Prompt
Pull each line holding the word "Cumulative" from the data.

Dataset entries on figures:
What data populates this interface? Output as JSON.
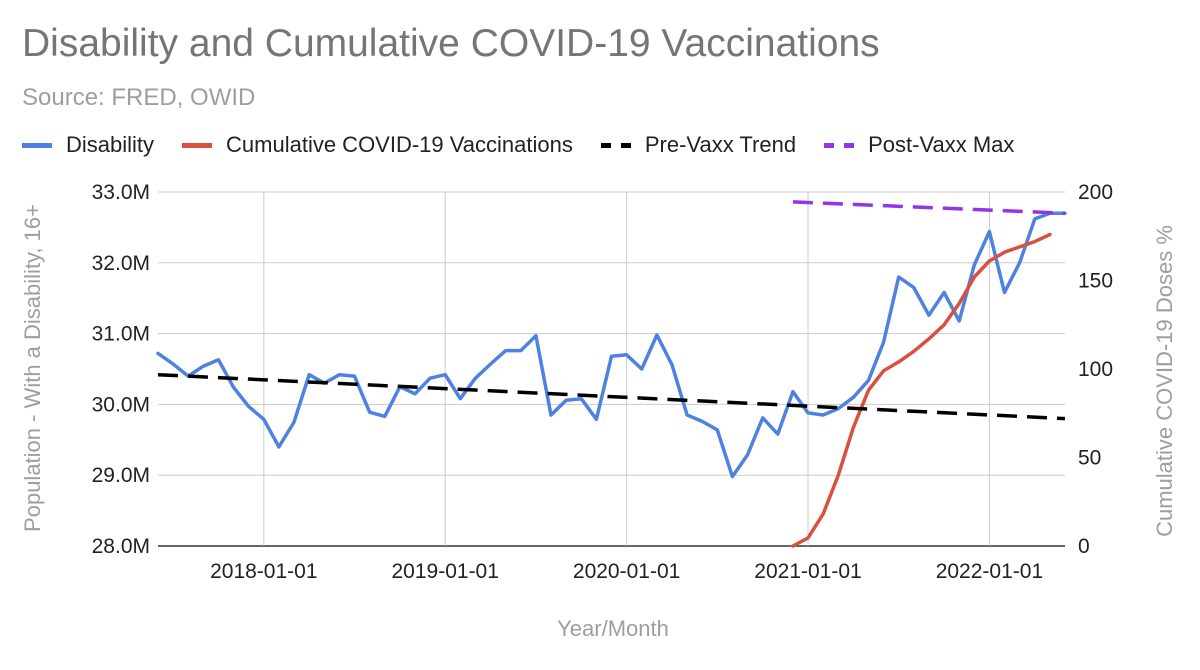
{
  "chart_data": {
    "type": "line",
    "title": "Disability and Cumulative COVID-19 Vaccinations",
    "subtitle": "Source: FRED, OWID",
    "xlabel": "Year/Month",
    "ylabel_left": "Population - With a Disability, 16+",
    "ylabel_right": "Cumulative COVID-19 Doses %",
    "x_ticks": [
      "2018-01-01",
      "2019-01-01",
      "2020-01-01",
      "2021-01-01",
      "2022-01-01"
    ],
    "y_left_ticks": [
      "28.0M",
      "29.0M",
      "30.0M",
      "31.0M",
      "32.0M",
      "33.0M"
    ],
    "y_right_ticks": [
      "0",
      "50",
      "100",
      "150",
      "200"
    ],
    "ylim_left": [
      28.0,
      33.0
    ],
    "ylim_right": [
      0,
      200
    ],
    "xlim": [
      "2017-06",
      "2022-06"
    ],
    "series": [
      {
        "name": "Disability",
        "axis": "left",
        "color": "#4f81e0",
        "style": "solid",
        "start": "2017-06",
        "values": [
          30.72,
          30.57,
          30.4,
          30.54,
          30.63,
          30.24,
          29.97,
          29.79,
          29.4,
          29.75,
          30.42,
          30.3,
          30.42,
          30.4,
          29.89,
          29.83,
          30.25,
          30.15,
          30.37,
          30.42,
          30.08,
          30.37,
          30.57,
          30.76,
          30.76,
          30.97,
          29.85,
          30.06,
          30.08,
          29.79,
          30.68,
          30.7,
          30.5,
          30.98,
          30.56,
          29.85,
          29.76,
          29.64,
          28.98,
          29.29,
          29.81,
          29.58,
          30.18,
          29.88,
          29.85,
          29.94,
          30.1,
          30.34,
          30.88,
          31.8,
          31.65,
          31.26,
          31.58,
          31.18,
          31.97,
          32.44,
          31.58,
          32.0,
          32.62,
          32.7,
          32.7
        ]
      },
      {
        "name": "Cumulative COVID-19 Vaccinations",
        "axis": "right",
        "color": "#d9503f",
        "style": "solid",
        "start": "2020-12",
        "values": [
          0,
          4.5,
          18,
          40,
          67,
          88,
          99,
          104,
          110,
          117,
          125,
          137,
          152,
          161,
          166,
          169,
          172,
          176
        ]
      },
      {
        "name": "Pre-Vaxx Trend",
        "axis": "left",
        "color": "#000000",
        "style": "dashed",
        "x": [
          "2017-06",
          "2022-06"
        ],
        "values": [
          30.42,
          29.8
        ]
      },
      {
        "name": "Post-Vaxx Max",
        "axis": "left",
        "color": "#9334e6",
        "style": "dashed",
        "x": [
          "2020-12",
          "2022-06"
        ],
        "values": [
          32.86,
          32.7
        ]
      }
    ]
  }
}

Solution to the exercise
    "title": "Disability and Cumulative COVID-19 Vaccinations",
    "ylabel_right": "Cumulative COVID-19 Doses %",
        "name": "Cumulative COVID-19 Vaccinations",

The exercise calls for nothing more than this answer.